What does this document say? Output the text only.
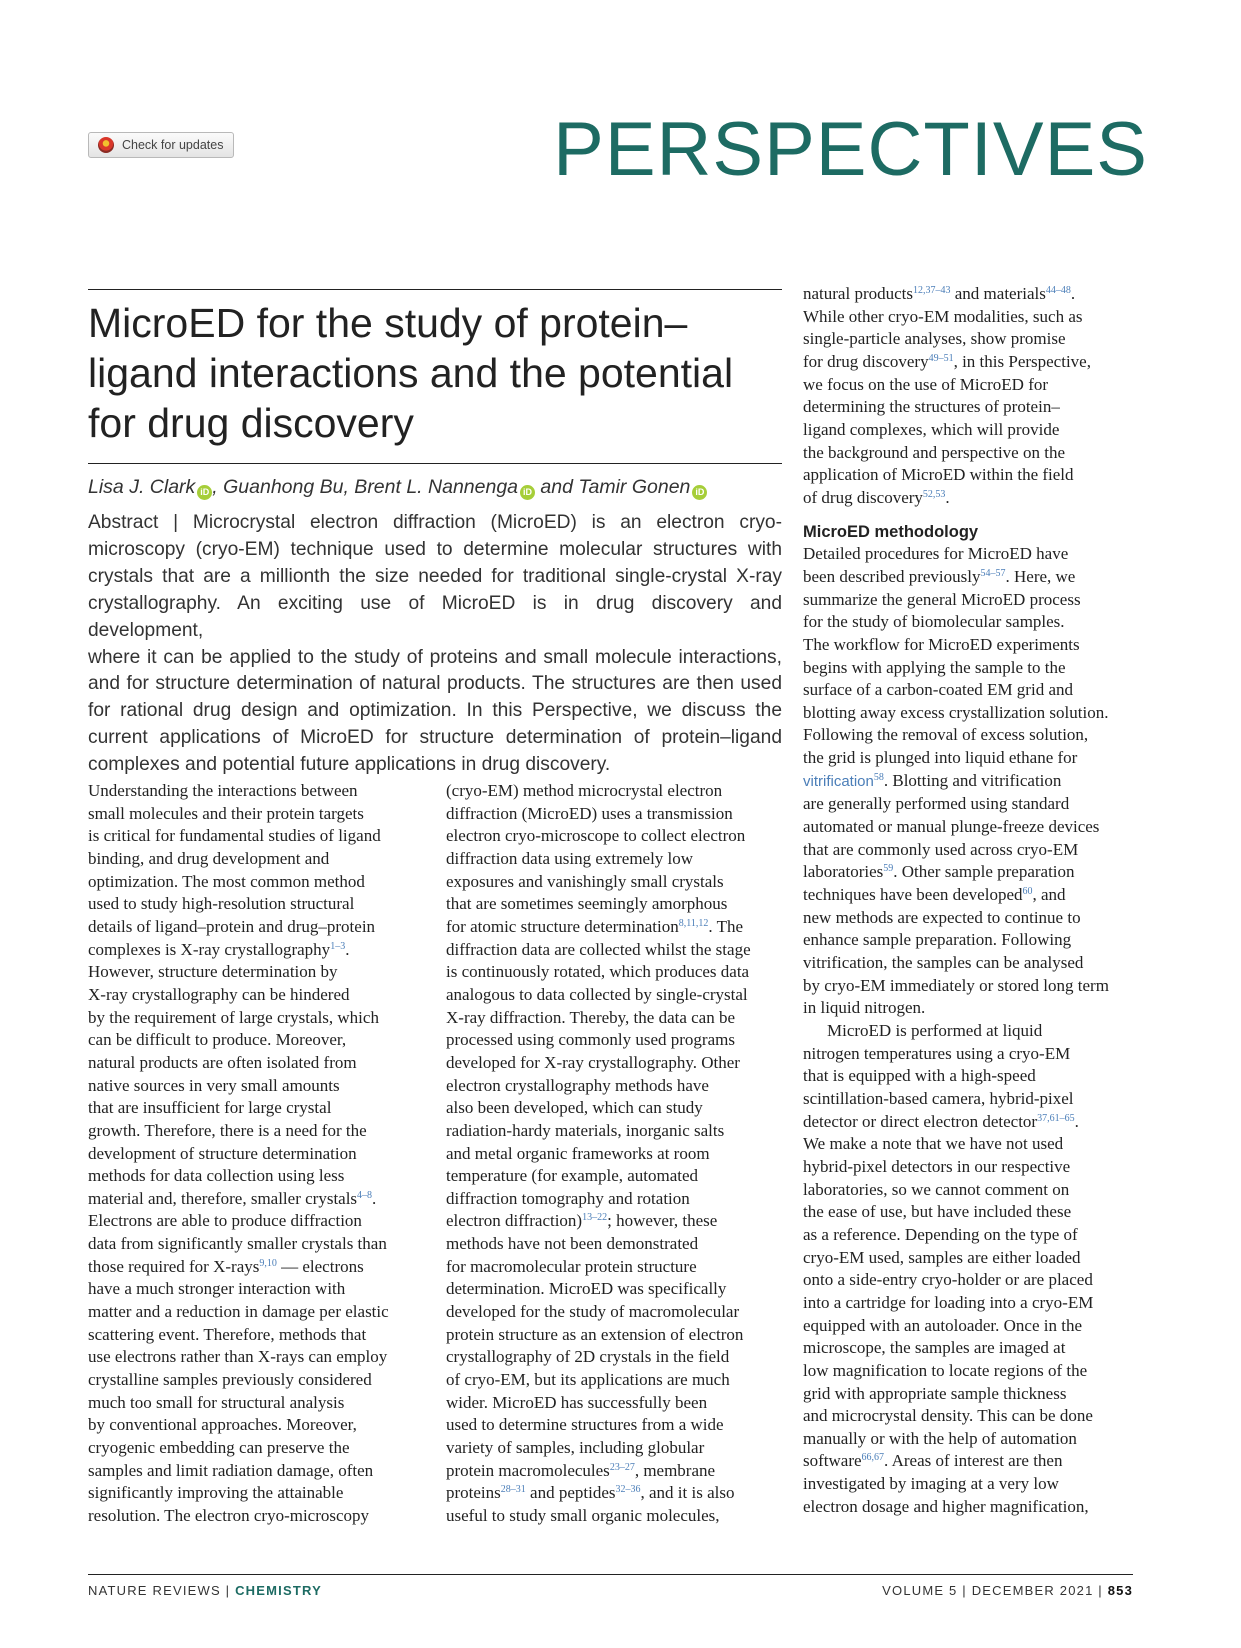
Check for updates	PERSPECTIVES
MicroED for the study of protein–
ligand interactions and the potential
for drug discovery
Lisa J. Clark iD , Guanhong Bu, Brent L. Nannenga iD and Tamir Gonen iD

Abstract | Microcrystal electron diffraction (MicroED) is an electron cryo-
microscopy (cryo-EM) technique used to determine molecular structures with
crystals that are a millionth the size needed for traditional single-crystal X-ray
crystallography. An exciting use of MicroED is in drug discovery and development,
where it can be applied to the study of proteins and small molecule interactions,
and for structure determination of natural products. The structures are then used
for rational drug design and optimization. In this Perspective, we discuss the
current applications of MicroED for structure determination of protein–ligand
complexes and potential future applications in drug discovery.

Understanding the interactions between
small molecules and their protein targets
is critical for fundamental studies of ligand
binding, and drug development and
optimization. The most common method
used to study high-resolution structural
details of ligand–protein and drug–protein
complexes is X-ray crystallography$^{1-3}$.
However, structure determination by
X-ray crystallography can be hindered
by the requirement of large crystals, which
can be difficult to produce. Moreover,
natural products are often isolated from
native sources in very small amounts
that are insufficient for large crystal
growth. Therefore, there is a need for the
development of structure determination
methods for data collection using less
material and, therefore, smaller crystals$^{4-8}$.
Electrons are able to produce diffraction
data from significantly smaller crystals than
those required for X-rays$^{9,10}$ — electrons
have a much stronger interaction with
matter and a reduction in damage per elastic
scattering event. Therefore, methods that
use electrons rather than X-rays can employ
crystalline samples previously considered
much too small for structural analysis
by conventional approaches. Moreover,
cryogenic embedding can preserve the
samples and limit radiation damage, often
significantly improving the attainable
resolution. The electron cryo-microscopy

(cryo-EM) method microcrystal electron
diffraction (MicroED) uses a transmission
electron cryo-microscope to collect electron
diffraction data using extremely low
exposures and vanishingly small crystals
that are sometimes seemingly amorphous
for atomic structure determination$^{8,11,12}$. The
diffraction data are collected whilst the stage
is continuously rotated, which produces data
analogous to data collected by single-crystal
X-ray diffraction. Thereby, the data can be
processed using commonly used programs
developed for X-ray crystallography. Other
electron crystallography methods have
also been developed, which can study
radiation-hardy materials, inorganic salts
and metal organic frameworks at room
temperature (for example, automated
diffraction tomography and rotation
electron diffraction)$^{13-22}$; however, these
methods have not been demonstrated
for macromolecular protein structure
determination. MicroED was specifically
developed for the study of macromolecular
protein structure as an extension of electron
crystallography of 2D crystals in the field
of cryo-EM, but its applications are much
wider. MicroED has successfully been
used to determine structures from a wide
variety of samples, including globular
protein macromolecules$^{23-27}$, membrane
proteins$^{28-31}$ and peptides$^{32-36}$, and it is also
useful to study small organic molecules,

natural products$^{12,37-43}$ and materials$^{44-48}$.
While other cryo-EM modalities, such as
single-particle analyses, show promise
for drug discovery$^{49-51}$, in this Perspective,
we focus on the use of MicroED for
determining the structures of protein–
ligand complexes, which will provide
the background and perspective on the
application of MicroED within the field
of drug discovery$^{52,53}$.

MicroED methodology

Detailed procedures for MicroED have
been described previously$^{54-57}$. Here, we
summarize the general MicroED process
for the study of biomolecular samples.
The workflow for MicroED experiments
begins with applying the sample to the
surface of a carbon-coated EM grid and
blotting away excess crystallization solution.
Following the removal of excess solution,
the grid is plunged into liquid ethane for
vitrification$^{58}$. Blotting and vitrification
are generally performed using standard
automated or manual plunge-freeze devices
that are commonly used across cryo-EM
laboratories$^{59}$. Other sample preparation
techniques have been developed$^{60}$, and
new methods are expected to continue to
enhance sample preparation. Following
vitrification, the samples can be analysed
by cryo-EM immediately or stored long term
in liquid nitrogen.

MicroED is performed at liquid
nitrogen temperatures using a cryo-EM
that is equipped with a high-speed
scintillation-based camera, hybrid-pixel
detector or direct electron detector$^{37,61-65}$.
We make a note that we have not used
hybrid-pixel detectors in our respective
laboratories, so we cannot comment on
the ease of use, but have included these
as a reference. Depending on the type of
cryo-EM used, samples are either loaded
onto a side-entry cryo-holder or are placed
into a cartridge for loading into a cryo-EM
equipped with an autoloader. Once in the
microscope, the samples are imaged at
low magnification to locate regions of the
grid with appropriate sample thickness
and microcrystal density. This can be done
manually or with the help of automation
software$^{66,67}$. Areas of interest are then
investigated by imaging at a very low
electron dosage and higher magnification,

NATURE REVIEWS | CHEMISTRY	VOLUME 5 | DECEMBER 2021 | 853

━━━━

Problem: Each record above should be duplicated word for word, with no pictures included.

Result for this exercise:
What does this document say? Output the text only.
Check for updates	PERSPECTIVES
MicroED for the study of protein–
ligand interactions and the potential
for drug discovery
Lisa J. Clark iD , Guanhong Bu, Brent L. Nannenga iD and Tamir Gonen iD

Abstract | Microcrystal electron diffraction (MicroED) is an electron cryo-
microscopy (cryo-EM) technique used to determine molecular structures with
crystals that are a millionth the size needed for traditional single-crystal X-ray
crystallography. An exciting use of MicroED is in drug discovery and development,
where it can be applied to the study of proteins and small molecule interactions,
and for structure determination of natural products. The structures are then used
for rational drug design and optimization. In this Perspective, we discuss the
current applications of MicroED for structure determination of protein–ligand
complexes and potential future applications in drug discovery.

Understanding the interactions between
small molecules and their protein targets
is critical for fundamental studies of ligand
binding, and drug development and
optimization. The most common method
used to study high-resolution structural
details of ligand–protein and drug–protein
complexes is X-ray crystallography$^{1-3}$.
However, structure determination by
X-ray crystallography can be hindered
by the requirement of large crystals, which
can be difficult to produce. Moreover,
natural products are often isolated from
native sources in very small amounts
that are insufficient for large crystal
growth. Therefore, there is a need for the
development of structure determination
methods for data collection using less
material and, therefore, smaller crystals$^{4-8}$.
Electrons are able to produce diffraction
data from significantly smaller crystals than
those required for X-rays$^{9,10}$ — electrons
have a much stronger interaction with
matter and a reduction in damage per elastic
scattering event. Therefore, methods that
use electrons rather than X-rays can employ
crystalline samples previously considered
much too small for structural analysis
by conventional approaches. Moreover,
cryogenic embedding can preserve the
samples and limit radiation damage, often
significantly improving the attainable
resolution. The electron cryo-microscopy

(cryo-EM) method microcrystal electron
diffraction (MicroED) uses a transmission
electron cryo-microscope to collect electron
diffraction data using extremely low
exposures and vanishingly small crystals
that are sometimes seemingly amorphous
for atomic structure determination$^{8,11,12}$. The
diffraction data are collected whilst the stage
is continuously rotated, which produces data
analogous to data collected by single-crystal
X-ray diffraction. Thereby, the data can be
processed using commonly used programs
developed for X-ray crystallography. Other
electron crystallography methods have
also been developed, which can study
radiation-hardy materials, inorganic salts
and metal organic frameworks at room
temperature (for example, automated
diffraction tomography and rotation
electron diffraction)$^{13-22}$; however, these
methods have not been demonstrated
for macromolecular protein structure
determination. MicroED was specifically
developed for the study of macromolecular
protein structure as an extension of electron
crystallography of 2D crystals in the field
of cryo-EM, but its applications are much
wider. MicroED has successfully been
used to determine structures from a wide
variety of samples, including globular
protein macromolecules$^{23-27}$, membrane
proteins$^{28-31}$ and peptides$^{32-36}$, and it is also
useful to study small organic molecules,

natural products$^{12,37-43}$ and materials$^{44-48}$.
While other cryo-EM modalities, such as
single-particle analyses, show promise
for drug discovery$^{49-51}$, in this Perspective,
we focus on the use of MicroED for
determining the structures of protein–
ligand complexes, which will provide
the background and perspective on the
application of MicroED within the field
of drug discovery$^{52,53}$.

MicroED methodology

Detailed procedures for MicroED have
been described previously$^{54-57}$. Here, we
summarize the general MicroED process
for the study of biomolecular samples.
The workflow for MicroED experiments
begins with applying the sample to the
surface of a carbon-coated EM grid and
blotting away excess crystallization solution.
Following the removal of excess solution,
the grid is plunged into liquid ethane for
vitrification$^{58}$. Blotting and vitrification
are generally performed using standard
automated or manual plunge-freeze devices
that are commonly used across cryo-EM
laboratories$^{59}$. Other sample preparation
techniques have been developed$^{60}$, and
new methods are expected to continue to
enhance sample preparation. Following
vitrification, the samples can be analysed
by cryo-EM immediately or stored long term
in liquid nitrogen.

MicroED is performed at liquid
nitrogen temperatures using a cryo-EM
that is equipped with a high-speed
scintillation-based camera, hybrid-pixel
detector or direct electron detector$^{37,61-65}$.
We make a note that we have not used
hybrid-pixel detectors in our respective
laboratories, so we cannot comment on
the ease of use, but have included these
as a reference. Depending on the type of
cryo-EM used, samples are either loaded
onto a side-entry cryo-holder or are placed
into a cartridge for loading into a cryo-EM
equipped with an autoloader. Once in the
microscope, the samples are imaged at
low magnification to locate regions of the
grid with appropriate sample thickness
and microcrystal density. This can be done
manually or with the help of automation
software$^{66,67}$. Areas of interest are then
investigated by imaging at a very low
electron dosage and higher magnification,

NATURE REVIEWS | CHEMISTRY	VOLUME 5 | DECEMBER 2021 | 853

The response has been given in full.